- Prompt 1:
According to the homotopy calculus text, what points to connections with the theory of Koszul duality of operads? Answer in one to three sentences.

Working within the Homotopy Calculus setting, the recent paper of Arone and M. Ching signals a new level of sophistication with respect to our understanding of how to reconstruct a Tayor tower from the symmetric sequence that determines its layers. Firstly, the symmetric sequence $d_*(I_C)$ of the identity functor on C will be an operad in the category Sp(C) of symmetric C-spectra. For example, when C is Top, one gets a geometric version of the Lie operad. Secondly, given a functor $F: C --> D$, the symmetric sequence $d_*(F)$ will be a right $d_*(I_C)$--module and a left $d_*(I_D)$--module. There is a comparison of the Tayor tower with a tower constructed solely using these operad module structures, with the difference measured by Tate constuctions. Conjecturally this story will generalize to other situations, e.g. that of Andre-Quillen Calculus, where some investigations are ongoing by M. Mandell and M. Basterra. Furthermore, analysis of the suspension functor $C --> Sp(C)$ and its right adjoint seems to suggest beautiful connections with the theory of Koszul duality of operads as developed by B. Fresse and others.

Stored entries:
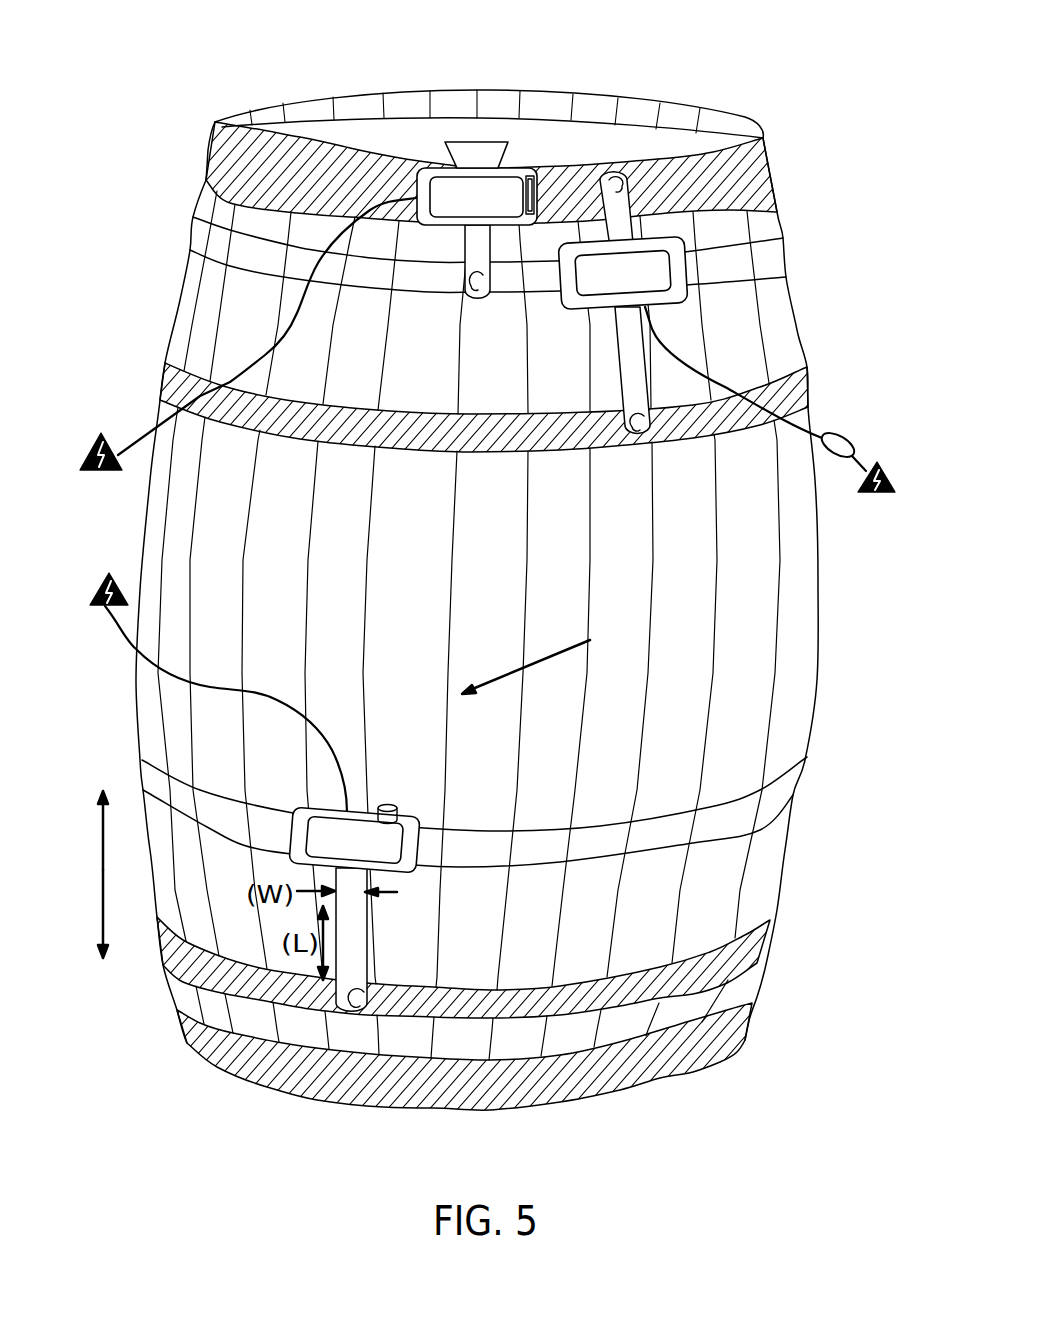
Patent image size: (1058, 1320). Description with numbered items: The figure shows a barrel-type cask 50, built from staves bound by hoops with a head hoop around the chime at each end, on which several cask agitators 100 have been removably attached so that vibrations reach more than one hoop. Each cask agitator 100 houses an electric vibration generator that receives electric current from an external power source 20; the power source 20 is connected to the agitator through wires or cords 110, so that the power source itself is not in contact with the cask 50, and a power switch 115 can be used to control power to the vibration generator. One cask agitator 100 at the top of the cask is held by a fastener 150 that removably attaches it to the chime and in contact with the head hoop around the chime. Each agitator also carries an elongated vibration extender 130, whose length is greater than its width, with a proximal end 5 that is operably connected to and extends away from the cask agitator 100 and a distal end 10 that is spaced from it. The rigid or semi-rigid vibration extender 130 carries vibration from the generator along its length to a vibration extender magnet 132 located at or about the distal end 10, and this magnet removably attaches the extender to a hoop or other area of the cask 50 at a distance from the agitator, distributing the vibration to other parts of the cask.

The cask 50 is at (799, 108).
The cask agitator 100 is at (417, 163).
The wires or cords 110 is at (244, 362).
The power switch 115 is at (536, 190).
The vibration extender 130 is at (470, 255).
The vibration extender magnet 132 is at (478, 273).
The fastener 150 is at (467, 139).
The power source 20 is at (90, 437).
The proximal end 5 is at (99, 813).
The distal end 10 is at (112, 934).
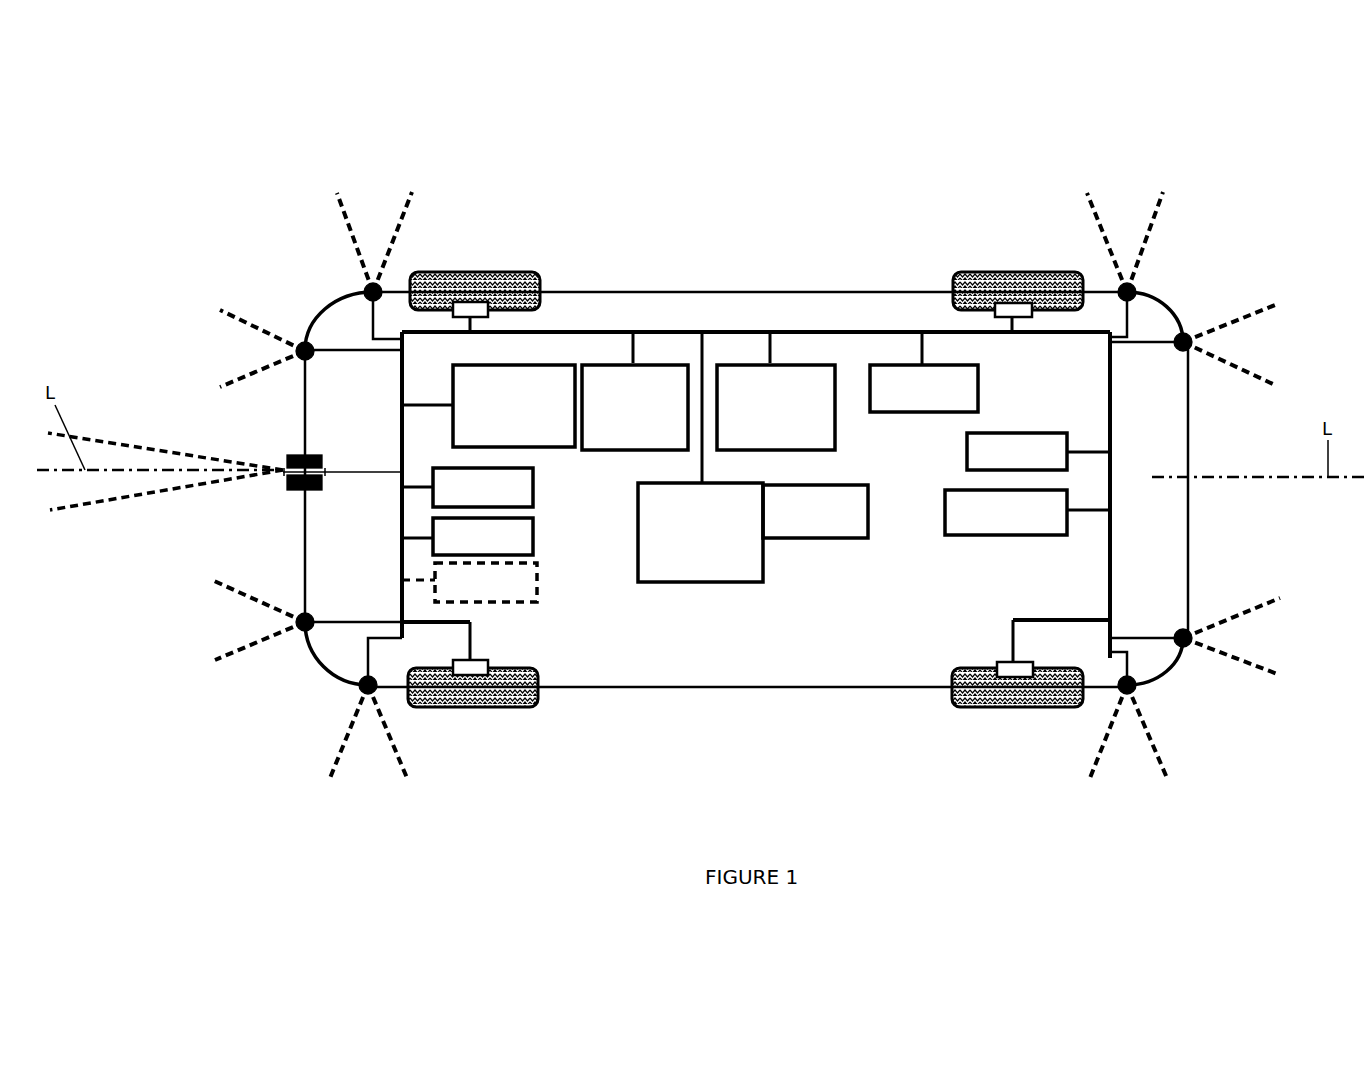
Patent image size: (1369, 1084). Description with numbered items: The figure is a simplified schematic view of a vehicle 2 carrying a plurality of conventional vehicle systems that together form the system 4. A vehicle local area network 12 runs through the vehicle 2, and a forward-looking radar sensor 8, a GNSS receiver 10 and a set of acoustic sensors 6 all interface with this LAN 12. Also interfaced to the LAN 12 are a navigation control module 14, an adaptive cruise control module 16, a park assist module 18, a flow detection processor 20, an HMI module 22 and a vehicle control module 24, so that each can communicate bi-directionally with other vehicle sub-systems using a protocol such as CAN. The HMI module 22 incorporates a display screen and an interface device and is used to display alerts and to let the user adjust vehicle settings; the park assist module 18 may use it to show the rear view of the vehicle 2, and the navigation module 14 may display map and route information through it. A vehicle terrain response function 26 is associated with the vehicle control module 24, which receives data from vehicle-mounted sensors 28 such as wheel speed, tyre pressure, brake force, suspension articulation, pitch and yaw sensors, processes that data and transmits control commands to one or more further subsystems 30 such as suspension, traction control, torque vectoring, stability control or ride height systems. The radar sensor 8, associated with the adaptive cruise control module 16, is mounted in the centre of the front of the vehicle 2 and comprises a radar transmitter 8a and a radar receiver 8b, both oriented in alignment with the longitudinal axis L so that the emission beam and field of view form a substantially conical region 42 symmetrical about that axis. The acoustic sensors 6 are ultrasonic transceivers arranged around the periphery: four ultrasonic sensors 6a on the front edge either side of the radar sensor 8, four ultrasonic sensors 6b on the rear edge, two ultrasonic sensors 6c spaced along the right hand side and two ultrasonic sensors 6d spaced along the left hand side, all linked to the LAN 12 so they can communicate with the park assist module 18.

The vehicle 2 is at (182, 223).
The system 4 is at (717, 622).
The acoustic sensors 6 is at (357, 285).
The ultrasonic sensors 6a is at (304, 351).
The ultrasonic sensors 6b is at (1185, 342).
The ultrasonic sensors 6c is at (373, 290).
The ultrasonic sensors 6d is at (368, 688).
The forward-looking radar sensor 8 is at (306, 470).
The radar transmitter 8a is at (287, 460).
The radar receiver 8b is at (288, 490).
The GNSS receiver 10 is at (957, 540).
The vehicle local area network 12 is at (858, 330).
The navigation control module 14 is at (1037, 432).
The adaptive cruise control module 16 is at (757, 363).
The park assist module 18 is at (660, 363).
The flow detection processor 20 is at (552, 365).
The HMI module 22 is at (897, 365).
The vehicle control module 24 is at (638, 582).
The vehicle terrain response function 26 is at (857, 545).
The vehicle-mounted sensors 28 is at (473, 300).
The further subsystems 30 is at (533, 490).
The conical region 42 is at (113, 505).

- Prompt 2:
Reproduce the entries word for word, from the start of the entries through the line containing "The proximal end 5 is at (99, 813).", with both ends included. Leave the pictures out of your answer.

- Output 1:
Analysis of the suspension functor from C to Sp(C) and its right adjoint seems to suggest beautiful connections with the theory of Koszul duality of operads, as developed by B. Fresse and others.

- Output 2:
Patent image size: (1058, 1320). Description with numbered items: The figure shows a barrel-type cask 50, built from staves bound by hoops with a head hoop around the chime at each end, on which several cask agitators 100 have been removably attached so that vibrations reach more than one hoop. Each cask agitator 100 houses an electric vibration generator that receives electric current from an external power source 20; the power source 20 is connected to the agitator through wires or cords 110, so that the power source itself is not in contact with the cask 50, and a power switch 115 can be used to control power to the vibration generator. One cask agitator 100 at the top of the cask is held by a fastener 150 that removably attaches it to the chime and in contact with the head hoop around the chime. Each agitator also carries an elongated vibration extender 130, whose length is greater than its width, with a proximal end 5 that is operably connected to and extends away from the cask agitator 100 and a distal end 10 that is spaced from it. The rigid or semi-rigid vibration extender 130 carries vibration from the generator along its length to a vibration extender magnet 132 located at or about the distal end 10, and this magnet removably attaches the extender to a hoop or other area of the cask 50 at a distance from the agitator, distributing the vibration to other parts of the cask.

The cask 50 is at (799, 108).
The cask agitator 100 is at (417, 163).
The wires or cords 110 is at (244, 362).
The power switch 115 is at (536, 190).
The vibration extender 130 is at (470, 255).
The vibration extender magnet 132 is at (478, 273).
The fastener 150 is at (467, 139).
The power source 20 is at (90, 437).
The proximal end 5 is at (99, 813).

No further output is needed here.